[Data items]

----

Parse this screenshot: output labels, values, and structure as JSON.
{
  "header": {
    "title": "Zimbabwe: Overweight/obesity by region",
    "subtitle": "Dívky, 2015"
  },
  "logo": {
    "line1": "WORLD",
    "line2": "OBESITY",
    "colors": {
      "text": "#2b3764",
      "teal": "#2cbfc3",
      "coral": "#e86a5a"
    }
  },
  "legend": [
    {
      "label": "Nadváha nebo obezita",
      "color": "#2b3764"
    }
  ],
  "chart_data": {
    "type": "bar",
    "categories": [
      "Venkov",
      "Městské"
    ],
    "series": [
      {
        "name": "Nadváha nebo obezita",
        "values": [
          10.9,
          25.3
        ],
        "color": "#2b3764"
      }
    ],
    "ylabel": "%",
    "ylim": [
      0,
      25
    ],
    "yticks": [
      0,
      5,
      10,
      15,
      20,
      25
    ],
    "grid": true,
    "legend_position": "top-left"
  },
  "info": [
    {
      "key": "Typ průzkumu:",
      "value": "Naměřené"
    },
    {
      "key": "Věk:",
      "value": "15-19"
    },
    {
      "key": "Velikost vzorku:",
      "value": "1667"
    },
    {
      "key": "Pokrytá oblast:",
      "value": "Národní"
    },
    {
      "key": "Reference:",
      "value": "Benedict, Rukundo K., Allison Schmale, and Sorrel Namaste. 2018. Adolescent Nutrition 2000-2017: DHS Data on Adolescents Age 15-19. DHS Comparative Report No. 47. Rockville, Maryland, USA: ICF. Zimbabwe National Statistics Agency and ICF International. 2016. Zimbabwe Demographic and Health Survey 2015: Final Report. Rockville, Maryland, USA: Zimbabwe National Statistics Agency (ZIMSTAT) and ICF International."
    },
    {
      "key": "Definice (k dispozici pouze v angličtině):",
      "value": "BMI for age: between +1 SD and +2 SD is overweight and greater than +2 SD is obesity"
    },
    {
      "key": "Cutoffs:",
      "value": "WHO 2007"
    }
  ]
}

----

- INSTRUCTIONS FOR THE TASK -
Provide all the records again, word for word.

- RESULT -
Parse this screenshot: output labels, values, and structure as JSON.
{
  "header": {
    "title": "Zimbabwe: Overweight/obesity by region",
    "subtitle": "Dívky, 2015"
  },
  "logo": {
    "line1": "WORLD",
    "line2": "OBESITY",
    "colors": {
      "text": "#2b3764",
      "teal": "#2cbfc3",
      "coral": "#e86a5a"
    }
  },
  "legend": [
    {
      "label": "Nadváha nebo obezita",
      "color": "#2b3764"
    }
  ],
  "chart_data": {
    "type": "bar",
    "categories": [
      "Venkov",
      "Městské"
    ],
    "series": [
      {
        "name": "Nadváha nebo obezita",
        "values": [
          10.9,
          25.3
        ],
        "color": "#2b3764"
      }
    ],
    "ylabel": "%",
    "ylim": [
      0,
      25
    ],
    "yticks": [
      0,
      5,
      10,
      15,
      20,
      25
    ],
    "grid": true,
    "legend_position": "top-left"
  },
  "info": [
    {
      "key": "Typ průzkumu:",
      "value": "Naměřené"
    },
    {
      "key": "Věk:",
      "value": "15-19"
    },
    {
      "key": "Velikost vzorku:",
      "value": "1667"
    },
    {
      "key": "Pokrytá oblast:",
      "value": "Národní"
    },
    {
      "key": "Reference:",
      "value": "Benedict, Rukundo K., Allison Schmale, and Sorrel Namaste. 2018. Adolescent Nutrition 2000-2017: DHS Data on Adolescents Age 15-19. DHS Comparative Report No. 47. Rockville, Maryland, USA: ICF. Zimbabwe National Statistics Agency and ICF International. 2016. Zimbabwe Demographic and Health Survey 2015: Final Report. Rockville, Maryland, USA: Zimbabwe National Statistics Agency (ZIMSTAT) and ICF International."
    },
    {
      "key": "Definice (k dispozici pouze v angličtině):",
      "value": "BMI for age: between +1 SD and +2 SD is overweight and greater than +2 SD is obesity"
    },
    {
      "key": "Cutoffs:",
      "value": "WHO 2007"
    }
  ]
}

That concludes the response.